The task: Give the data a second time, exactly and in full.

--------------------

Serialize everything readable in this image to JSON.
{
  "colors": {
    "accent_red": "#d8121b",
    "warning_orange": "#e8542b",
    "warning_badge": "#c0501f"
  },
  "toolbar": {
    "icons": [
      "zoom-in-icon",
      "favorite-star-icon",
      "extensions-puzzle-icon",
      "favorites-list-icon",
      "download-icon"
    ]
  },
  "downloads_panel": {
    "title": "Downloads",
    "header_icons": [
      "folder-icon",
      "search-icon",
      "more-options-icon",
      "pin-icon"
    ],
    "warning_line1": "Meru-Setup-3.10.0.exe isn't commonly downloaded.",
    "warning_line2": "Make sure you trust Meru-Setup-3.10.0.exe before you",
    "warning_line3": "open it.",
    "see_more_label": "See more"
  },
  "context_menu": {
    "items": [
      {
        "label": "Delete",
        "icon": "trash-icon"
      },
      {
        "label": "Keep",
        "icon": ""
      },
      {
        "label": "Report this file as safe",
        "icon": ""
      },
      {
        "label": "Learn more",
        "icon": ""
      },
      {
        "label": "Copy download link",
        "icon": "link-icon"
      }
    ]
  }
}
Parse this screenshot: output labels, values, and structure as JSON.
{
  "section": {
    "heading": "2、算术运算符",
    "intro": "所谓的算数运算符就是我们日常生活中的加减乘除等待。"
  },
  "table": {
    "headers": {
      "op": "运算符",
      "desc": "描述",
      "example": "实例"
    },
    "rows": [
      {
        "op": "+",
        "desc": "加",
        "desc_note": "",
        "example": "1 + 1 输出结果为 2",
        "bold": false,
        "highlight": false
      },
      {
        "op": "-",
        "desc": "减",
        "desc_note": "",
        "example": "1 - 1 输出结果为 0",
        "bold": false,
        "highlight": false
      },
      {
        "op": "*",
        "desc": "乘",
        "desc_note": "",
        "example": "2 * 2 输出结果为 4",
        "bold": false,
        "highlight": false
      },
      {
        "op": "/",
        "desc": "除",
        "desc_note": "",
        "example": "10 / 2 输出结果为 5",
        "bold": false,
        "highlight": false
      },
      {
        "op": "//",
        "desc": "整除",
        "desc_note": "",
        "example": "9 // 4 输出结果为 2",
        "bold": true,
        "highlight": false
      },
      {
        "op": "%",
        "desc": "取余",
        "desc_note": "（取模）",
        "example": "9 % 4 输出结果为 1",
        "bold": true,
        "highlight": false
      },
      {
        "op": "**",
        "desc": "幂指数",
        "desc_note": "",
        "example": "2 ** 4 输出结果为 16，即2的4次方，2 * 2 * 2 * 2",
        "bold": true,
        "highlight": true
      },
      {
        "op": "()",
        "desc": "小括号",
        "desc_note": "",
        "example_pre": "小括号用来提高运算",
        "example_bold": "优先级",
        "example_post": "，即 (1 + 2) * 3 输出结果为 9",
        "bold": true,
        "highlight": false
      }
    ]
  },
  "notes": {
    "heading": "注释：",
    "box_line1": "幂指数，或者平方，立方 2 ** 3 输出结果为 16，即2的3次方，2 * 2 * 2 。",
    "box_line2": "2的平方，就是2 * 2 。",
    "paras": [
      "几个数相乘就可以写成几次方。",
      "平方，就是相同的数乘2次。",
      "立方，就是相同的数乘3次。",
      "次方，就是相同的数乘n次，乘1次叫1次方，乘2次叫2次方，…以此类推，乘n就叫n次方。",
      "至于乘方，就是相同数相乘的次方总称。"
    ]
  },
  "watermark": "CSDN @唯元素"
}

--------------------

Answer to the task:
Serialize everything readable in this image to JSON.
{
  "colors": {
    "accent_red": "#d8121b",
    "warning_orange": "#e8542b",
    "warning_badge": "#c0501f"
  },
  "toolbar": {
    "icons": [
      "zoom-in-icon",
      "favorite-star-icon",
      "extensions-puzzle-icon",
      "favorites-list-icon",
      "download-icon"
    ]
  },
  "downloads_panel": {
    "title": "Downloads",
    "header_icons": [
      "folder-icon",
      "search-icon",
      "more-options-icon",
      "pin-icon"
    ],
    "warning_line1": "Meru-Setup-3.10.0.exe isn't commonly downloaded.",
    "warning_line2": "Make sure you trust Meru-Setup-3.10.0.exe before you",
    "warning_line3": "open it.",
    "see_more_label": "See more"
  },
  "context_menu": {
    "items": [
      {
        "label": "Delete",
        "icon": "trash-icon"
      },
      {
        "label": "Keep",
        "icon": ""
      },
      {
        "label": "Report this file as safe",
        "icon": ""
      },
      {
        "label": "Learn more",
        "icon": ""
      },
      {
        "label": "Copy download link",
        "icon": "link-icon"
      }
    ]
  }
}
Parse this screenshot: output labels, values, and structure as JSON.
{
  "section": {
    "heading": "2、算术运算符",
    "intro": "所谓的算数运算符就是我们日常生活中的加减乘除等待。"
  },
  "table": {
    "headers": {
      "op": "运算符",
      "desc": "描述",
      "example": "实例"
    },
    "rows": [
      {
        "op": "+",
        "desc": "加",
        "desc_note": "",
        "example": "1 + 1 输出结果为 2",
        "bold": false,
        "highlight": false
      },
      {
        "op": "-",
        "desc": "减",
        "desc_note": "",
        "example": "1 - 1 输出结果为 0",
        "bold": false,
        "highlight": false
      },
      {
        "op": "*",
        "desc": "乘",
        "desc_note": "",
        "example": "2 * 2 输出结果为 4",
        "bold": false,
        "highlight": false
      },
      {
        "op": "/",
        "desc": "除",
        "desc_note": "",
        "example": "10 / 2 输出结果为 5",
        "bold": false,
        "highlight": false
      },
      {
        "op": "//",
        "desc": "整除",
        "desc_note": "",
        "example": "9 // 4 输出结果为 2",
        "bold": true,
        "highlight": false
      },
      {
        "op": "%",
        "desc": "取余",
        "desc_note": "（取模）",
        "example": "9 % 4 输出结果为 1",
        "bold": true,
        "highlight": false
      },
      {
        "op": "**",
        "desc": "幂指数",
        "desc_note": "",
        "example": "2 ** 4 输出结果为 16，即2的4次方，2 * 2 * 2 * 2",
        "bold": true,
        "highlight": true
      },
      {
        "op": "()",
        "desc": "小括号",
        "desc_note": "",
        "example_pre": "小括号用来提高运算",
        "example_bold": "优先级",
        "example_post": "，即 (1 + 2) * 3 输出结果为 9",
        "bold": true,
        "highlight": false
      }
    ]
  },
  "notes": {
    "heading": "注释：",
    "box_line1": "幂指数，或者平方，立方 2 ** 3 输出结果为 16，即2的3次方，2 * 2 * 2 。",
    "box_line2": "2的平方，就是2 * 2 。",
    "paras": [
      "几个数相乘就可以写成几次方。",
      "平方，就是相同的数乘2次。",
      "立方，就是相同的数乘3次。",
      "次方，就是相同的数乘n次，乘1次叫1次方，乘2次叫2次方，…以此类推，乘n就叫n次方。",
      "至于乘方，就是相同数相乘的次方总称。"
    ]
  },
  "watermark": "CSDN @唯元素"
}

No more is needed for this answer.